» **Görev Malzemesi**:

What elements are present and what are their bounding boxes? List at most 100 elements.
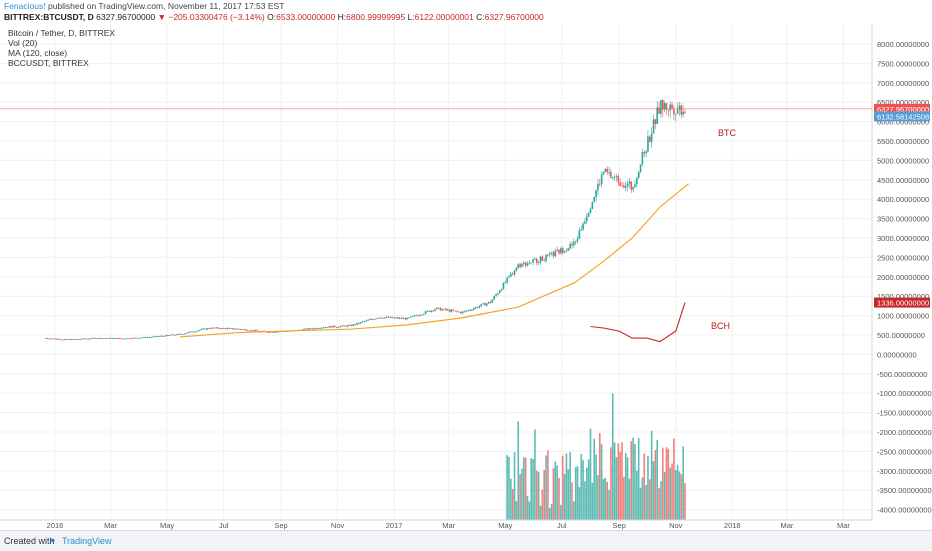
y-tick-label: 2000.00000000 [877, 273, 929, 282]
volume-bar [519, 473, 521, 520]
volume-bar [539, 505, 542, 520]
candle-body [219, 328, 221, 330]
candle-body [591, 201, 594, 209]
volume-bar [591, 482, 594, 520]
high-label: H: [337, 12, 347, 22]
candle-body [235, 328, 238, 330]
candle-body [513, 270, 516, 275]
candle-body [76, 339, 79, 340]
chart-header: Fenacious! published on TradingView.com,… [0, 0, 932, 24]
volume-bar [676, 464, 679, 520]
y-tick-label: -2500.00000000 [877, 447, 932, 456]
candle-body [404, 318, 407, 320]
volume-bar [632, 437, 634, 520]
candle-body [195, 331, 197, 333]
candle-body [654, 119, 657, 124]
candle-body [87, 338, 90, 340]
candle-body [515, 268, 518, 271]
candle-body [589, 208, 592, 213]
candle-body [417, 315, 419, 317]
volume-bar [630, 441, 633, 520]
candle-body [100, 337, 103, 339]
candle-body [178, 333, 180, 335]
tradingview-link[interactable]: TradingView [62, 536, 112, 546]
candle-body [502, 282, 505, 290]
candle-body [330, 326, 332, 328]
candle-body [143, 336, 145, 338]
candle-body [80, 339, 82, 340]
y-axis[interactable]: 8000.00000000 7500.00000000 7000.00000000 6… [871, 24, 932, 520]
candle-body [437, 307, 440, 309]
candle-body [484, 303, 486, 306]
candle-body [61, 339, 64, 341]
x-tick-label: 2017 [386, 521, 403, 530]
candle-body [146, 337, 149, 338]
volume-bar [528, 501, 531, 520]
x-tick-label: Mar [442, 521, 455, 530]
y-tick-label: 3500.00000000 [877, 215, 929, 224]
candle-body [250, 330, 253, 331]
candle-body [469, 309, 471, 311]
candle-body [156, 336, 158, 337]
publication-line: Fenacious! published on TradingView.com,… [4, 1, 284, 11]
candle-body [226, 328, 229, 330]
candle-body [643, 152, 646, 154]
candle-body [222, 327, 225, 329]
candle-body [402, 318, 405, 319]
x-axis[interactable]: 2016 Mar May Jul Sep Nov 2017 Mar May Jul Sep Nov 20… [0, 519, 872, 530]
candle-body [98, 337, 101, 339]
candle-body [200, 329, 203, 331]
candle-body [632, 186, 634, 190]
candle-body [445, 308, 447, 311]
candle-body [684, 111, 686, 113]
symbol-label: BITTREX:BTCUSDT, D [4, 12, 94, 22]
candle-body [50, 338, 53, 340]
bch-price-tag: 1336.00000000 [874, 297, 930, 308]
candle-body [337, 327, 340, 328]
volume-bar [541, 489, 544, 520]
candle-body [524, 262, 527, 266]
candle-body [157, 336, 160, 338]
candle-body [72, 339, 75, 340]
candle-body [115, 338, 117, 339]
candle-body [384, 317, 386, 319]
volume-bar [652, 461, 655, 520]
candle-body [619, 182, 621, 186]
candle-body [126, 338, 129, 339]
volume-bar [641, 477, 644, 520]
volume-bar [615, 457, 618, 520]
volume-bar [526, 496, 529, 520]
candle-body [176, 334, 179, 335]
candle-body [113, 338, 116, 339]
candle-body [610, 171, 612, 178]
candle-body [639, 164, 642, 172]
candle-body [348, 324, 351, 326]
price-chart[interactable]: 8000.00000000 7500.00000000 7000.00000000 6… [0, 24, 932, 530]
x-tick-label: Mar [837, 521, 850, 530]
y-tick-label: 2500.00000000 [877, 253, 929, 262]
low-label: L: [407, 12, 415, 22]
x-tick-label: Sep [613, 521, 626, 530]
candle-body [606, 168, 608, 173]
candle-body [563, 251, 566, 253]
candle-body [493, 296, 495, 300]
candle-body [521, 263, 523, 267]
y-tick-label: 7500.00000000 [877, 59, 929, 68]
candle-body [660, 100, 662, 114]
author-link[interactable]: Fenacious! [4, 1, 46, 11]
candle-body [474, 307, 477, 309]
candle-body [328, 326, 331, 328]
candle-body [204, 328, 206, 330]
candle-body [382, 318, 384, 319]
candle-body [380, 317, 382, 319]
legend-vol: Vol (20) [8, 38, 37, 48]
candle-body [65, 339, 67, 340]
candle-body [94, 338, 97, 339]
volume-bar [511, 488, 514, 520]
y-tick-label: -3500.00000000 [877, 486, 932, 495]
y-tick-label: 1000.00000000 [877, 312, 929, 321]
candle-body [500, 289, 503, 291]
candle-body [421, 314, 423, 316]
candle-body [256, 330, 258, 331]
x-tick-label: Jul [557, 521, 567, 530]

» **Beklenen**: Kayıtlarda "y-tick-label: 2000.00000000 [877, 273, 929, 282]" içeren satırdan başlayıp "candle-body [417, 315, 419, 317]" içeren satırda biten bölümü, "volume-bar" ifadesini "volume-column" ile değiştirerek yeniden yazınız. Diğer her şey aynen kalmalı ve yalnızca bu satırlar verilmelidir.

» **Alıştırma Yanıtı**:
y-tick-label: 2000.00000000 [877, 273, 929, 282]
volume-column [519, 473, 521, 520]
volume-column [539, 505, 542, 520]
candle-body [219, 328, 221, 330]
candle-body [591, 201, 594, 209]
volume-column [591, 482, 594, 520]
high-label: H: [337, 12, 347, 22]
candle-body [235, 328, 238, 330]
candle-body [513, 270, 516, 275]
candle-body [76, 339, 79, 340]
chart-header: Fenacious! published on TradingView.com,… [0, 0, 932, 24]
volume-column [676, 464, 679, 520]
y-tick-label: -2500.00000000 [877, 447, 932, 456]
candle-body [404, 318, 407, 320]
volume-column [632, 437, 634, 520]
candle-body [195, 331, 197, 333]
candle-body [654, 119, 657, 124]
candle-body [87, 338, 90, 340]
candle-body [515, 268, 518, 271]
candle-body [589, 208, 592, 213]
candle-body [417, 315, 419, 317]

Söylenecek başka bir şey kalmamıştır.